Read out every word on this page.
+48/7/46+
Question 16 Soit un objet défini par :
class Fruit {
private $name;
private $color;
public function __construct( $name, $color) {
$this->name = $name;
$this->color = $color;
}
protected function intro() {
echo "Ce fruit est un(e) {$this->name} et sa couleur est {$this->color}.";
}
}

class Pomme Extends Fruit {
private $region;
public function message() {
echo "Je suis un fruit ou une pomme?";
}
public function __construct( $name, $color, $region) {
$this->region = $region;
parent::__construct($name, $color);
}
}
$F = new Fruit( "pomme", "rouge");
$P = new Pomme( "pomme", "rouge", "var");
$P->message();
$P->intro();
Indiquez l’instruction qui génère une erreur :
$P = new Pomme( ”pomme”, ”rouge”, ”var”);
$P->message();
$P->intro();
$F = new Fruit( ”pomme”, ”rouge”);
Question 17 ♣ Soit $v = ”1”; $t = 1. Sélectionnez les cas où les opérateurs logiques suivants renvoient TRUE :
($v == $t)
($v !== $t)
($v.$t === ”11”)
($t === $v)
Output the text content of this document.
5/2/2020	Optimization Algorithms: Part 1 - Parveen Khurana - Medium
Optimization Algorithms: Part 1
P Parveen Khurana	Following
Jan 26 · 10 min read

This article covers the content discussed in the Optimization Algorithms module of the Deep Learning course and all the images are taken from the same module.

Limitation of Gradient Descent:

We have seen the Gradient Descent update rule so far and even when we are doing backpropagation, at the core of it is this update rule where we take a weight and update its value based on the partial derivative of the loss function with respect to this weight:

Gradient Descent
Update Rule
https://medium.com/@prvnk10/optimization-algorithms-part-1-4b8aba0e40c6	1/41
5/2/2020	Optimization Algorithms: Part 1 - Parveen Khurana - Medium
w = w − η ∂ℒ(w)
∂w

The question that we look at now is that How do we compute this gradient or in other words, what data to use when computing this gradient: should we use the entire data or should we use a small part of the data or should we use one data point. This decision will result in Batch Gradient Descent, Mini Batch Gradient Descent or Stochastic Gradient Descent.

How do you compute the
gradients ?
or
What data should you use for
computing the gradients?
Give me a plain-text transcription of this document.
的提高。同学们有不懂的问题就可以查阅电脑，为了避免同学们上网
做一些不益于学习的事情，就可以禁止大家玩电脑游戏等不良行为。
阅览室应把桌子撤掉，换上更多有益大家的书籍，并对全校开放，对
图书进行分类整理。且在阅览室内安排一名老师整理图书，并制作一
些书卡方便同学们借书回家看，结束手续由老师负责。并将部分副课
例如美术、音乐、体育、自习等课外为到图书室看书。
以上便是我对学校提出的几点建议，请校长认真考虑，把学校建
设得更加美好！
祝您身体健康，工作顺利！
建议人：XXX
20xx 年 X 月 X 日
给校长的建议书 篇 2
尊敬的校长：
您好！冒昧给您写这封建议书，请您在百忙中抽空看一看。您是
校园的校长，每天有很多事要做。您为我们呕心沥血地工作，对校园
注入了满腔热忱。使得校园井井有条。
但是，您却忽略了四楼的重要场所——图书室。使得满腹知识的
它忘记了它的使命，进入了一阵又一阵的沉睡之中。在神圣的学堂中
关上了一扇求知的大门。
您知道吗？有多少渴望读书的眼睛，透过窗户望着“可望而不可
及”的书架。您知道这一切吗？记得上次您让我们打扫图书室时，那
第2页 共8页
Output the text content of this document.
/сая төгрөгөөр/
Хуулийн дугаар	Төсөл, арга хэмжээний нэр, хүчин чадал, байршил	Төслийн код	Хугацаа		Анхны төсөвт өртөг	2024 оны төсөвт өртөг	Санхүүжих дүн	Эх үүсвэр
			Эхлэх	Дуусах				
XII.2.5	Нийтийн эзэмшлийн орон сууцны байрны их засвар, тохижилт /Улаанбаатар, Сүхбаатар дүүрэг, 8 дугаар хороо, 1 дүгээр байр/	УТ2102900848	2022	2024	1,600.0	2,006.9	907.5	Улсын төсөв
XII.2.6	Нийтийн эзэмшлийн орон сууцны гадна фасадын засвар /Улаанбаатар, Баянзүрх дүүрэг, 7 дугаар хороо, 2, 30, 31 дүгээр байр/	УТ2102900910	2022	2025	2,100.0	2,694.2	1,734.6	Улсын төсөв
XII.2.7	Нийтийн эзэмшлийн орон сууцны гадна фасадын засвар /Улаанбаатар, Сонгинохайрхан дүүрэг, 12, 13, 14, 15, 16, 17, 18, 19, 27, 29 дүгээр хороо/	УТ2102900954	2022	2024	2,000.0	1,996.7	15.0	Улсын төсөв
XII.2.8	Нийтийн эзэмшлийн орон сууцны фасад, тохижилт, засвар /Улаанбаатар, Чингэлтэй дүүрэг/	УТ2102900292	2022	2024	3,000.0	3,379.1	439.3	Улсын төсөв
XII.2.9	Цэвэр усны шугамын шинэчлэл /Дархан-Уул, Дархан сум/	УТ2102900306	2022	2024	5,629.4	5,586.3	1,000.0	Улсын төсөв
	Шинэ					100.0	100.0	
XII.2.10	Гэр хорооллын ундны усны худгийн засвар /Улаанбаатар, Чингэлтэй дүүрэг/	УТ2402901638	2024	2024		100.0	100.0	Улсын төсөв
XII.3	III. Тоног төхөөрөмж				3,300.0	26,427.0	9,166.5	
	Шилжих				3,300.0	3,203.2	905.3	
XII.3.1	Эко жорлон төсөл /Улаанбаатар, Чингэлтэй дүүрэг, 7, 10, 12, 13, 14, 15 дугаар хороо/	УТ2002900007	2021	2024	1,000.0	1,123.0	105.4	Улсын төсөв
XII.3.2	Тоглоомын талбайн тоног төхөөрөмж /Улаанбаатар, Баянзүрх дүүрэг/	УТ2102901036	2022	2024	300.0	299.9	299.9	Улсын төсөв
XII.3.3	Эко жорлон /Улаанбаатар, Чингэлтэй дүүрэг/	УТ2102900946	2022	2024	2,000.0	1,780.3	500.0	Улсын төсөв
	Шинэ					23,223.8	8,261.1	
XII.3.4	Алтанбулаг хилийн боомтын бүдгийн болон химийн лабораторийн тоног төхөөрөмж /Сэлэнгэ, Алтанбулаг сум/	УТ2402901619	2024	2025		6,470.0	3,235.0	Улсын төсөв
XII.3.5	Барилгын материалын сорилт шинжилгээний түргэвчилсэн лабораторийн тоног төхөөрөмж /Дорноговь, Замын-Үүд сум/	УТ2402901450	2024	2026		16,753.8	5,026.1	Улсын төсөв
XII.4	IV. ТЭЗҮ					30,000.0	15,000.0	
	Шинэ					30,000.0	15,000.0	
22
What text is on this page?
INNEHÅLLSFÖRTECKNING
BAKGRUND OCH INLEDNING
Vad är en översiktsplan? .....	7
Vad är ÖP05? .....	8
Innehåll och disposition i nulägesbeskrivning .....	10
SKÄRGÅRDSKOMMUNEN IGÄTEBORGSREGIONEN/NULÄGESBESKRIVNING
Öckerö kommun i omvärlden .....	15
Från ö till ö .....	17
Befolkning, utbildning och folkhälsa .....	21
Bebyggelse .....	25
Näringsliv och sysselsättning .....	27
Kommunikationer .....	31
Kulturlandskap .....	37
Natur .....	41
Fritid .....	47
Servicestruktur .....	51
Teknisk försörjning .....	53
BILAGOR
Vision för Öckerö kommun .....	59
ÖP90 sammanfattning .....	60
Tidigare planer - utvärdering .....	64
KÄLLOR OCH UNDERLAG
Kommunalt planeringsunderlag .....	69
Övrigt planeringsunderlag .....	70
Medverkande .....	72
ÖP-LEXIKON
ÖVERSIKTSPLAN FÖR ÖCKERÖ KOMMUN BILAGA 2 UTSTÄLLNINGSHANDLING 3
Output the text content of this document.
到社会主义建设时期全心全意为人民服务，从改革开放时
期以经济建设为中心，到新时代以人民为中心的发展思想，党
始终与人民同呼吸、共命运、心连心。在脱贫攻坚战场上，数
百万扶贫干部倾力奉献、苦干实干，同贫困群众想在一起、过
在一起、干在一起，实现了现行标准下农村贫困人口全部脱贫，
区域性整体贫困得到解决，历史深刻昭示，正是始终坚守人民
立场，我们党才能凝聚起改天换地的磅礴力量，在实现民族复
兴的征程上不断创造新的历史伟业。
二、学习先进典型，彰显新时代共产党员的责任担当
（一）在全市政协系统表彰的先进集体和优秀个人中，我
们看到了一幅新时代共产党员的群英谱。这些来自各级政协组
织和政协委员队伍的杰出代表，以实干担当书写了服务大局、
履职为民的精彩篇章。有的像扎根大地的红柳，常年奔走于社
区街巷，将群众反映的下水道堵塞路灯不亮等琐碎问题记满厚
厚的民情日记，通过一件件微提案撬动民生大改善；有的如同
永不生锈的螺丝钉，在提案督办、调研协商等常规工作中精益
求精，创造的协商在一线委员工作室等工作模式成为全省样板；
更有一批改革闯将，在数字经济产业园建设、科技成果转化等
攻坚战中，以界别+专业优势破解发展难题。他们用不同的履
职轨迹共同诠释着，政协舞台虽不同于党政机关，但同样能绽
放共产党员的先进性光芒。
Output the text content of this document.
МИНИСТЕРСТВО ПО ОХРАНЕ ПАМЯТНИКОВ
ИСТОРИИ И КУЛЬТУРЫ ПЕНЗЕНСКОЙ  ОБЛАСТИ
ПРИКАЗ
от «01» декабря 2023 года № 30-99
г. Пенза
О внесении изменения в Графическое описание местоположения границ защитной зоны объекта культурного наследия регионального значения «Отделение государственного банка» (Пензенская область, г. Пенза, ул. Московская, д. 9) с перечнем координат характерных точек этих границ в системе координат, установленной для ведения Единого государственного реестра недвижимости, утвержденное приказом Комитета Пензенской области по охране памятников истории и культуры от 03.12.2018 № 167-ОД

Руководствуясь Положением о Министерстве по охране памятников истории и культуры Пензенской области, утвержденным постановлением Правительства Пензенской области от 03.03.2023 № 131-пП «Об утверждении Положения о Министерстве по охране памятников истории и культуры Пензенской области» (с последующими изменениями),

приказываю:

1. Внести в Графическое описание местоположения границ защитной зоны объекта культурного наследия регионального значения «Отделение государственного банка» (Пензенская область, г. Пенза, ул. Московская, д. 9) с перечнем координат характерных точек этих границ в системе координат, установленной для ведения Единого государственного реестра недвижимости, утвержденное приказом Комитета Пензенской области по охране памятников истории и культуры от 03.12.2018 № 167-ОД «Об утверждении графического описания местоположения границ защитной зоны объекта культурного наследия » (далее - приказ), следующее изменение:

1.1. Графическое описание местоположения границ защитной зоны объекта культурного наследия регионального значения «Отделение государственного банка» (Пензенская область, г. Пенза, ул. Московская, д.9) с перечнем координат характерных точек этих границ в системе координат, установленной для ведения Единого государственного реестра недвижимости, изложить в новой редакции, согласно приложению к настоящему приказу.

** REQUIREMENTS **
Copy all lines from the data that hold the word "compute".

** SOLUTION TO THIS EXERCISE **
The question that we look at now is that How do we compute this gradient or in other words, what data to use when computing this gradient: should we use the entire data or should we use a small part of the data or should we use one data point. This decision will result in Batch Gradient Descent, Mini Batch Gradient Descent or Stochastic Gradient Descent.
How do you compute the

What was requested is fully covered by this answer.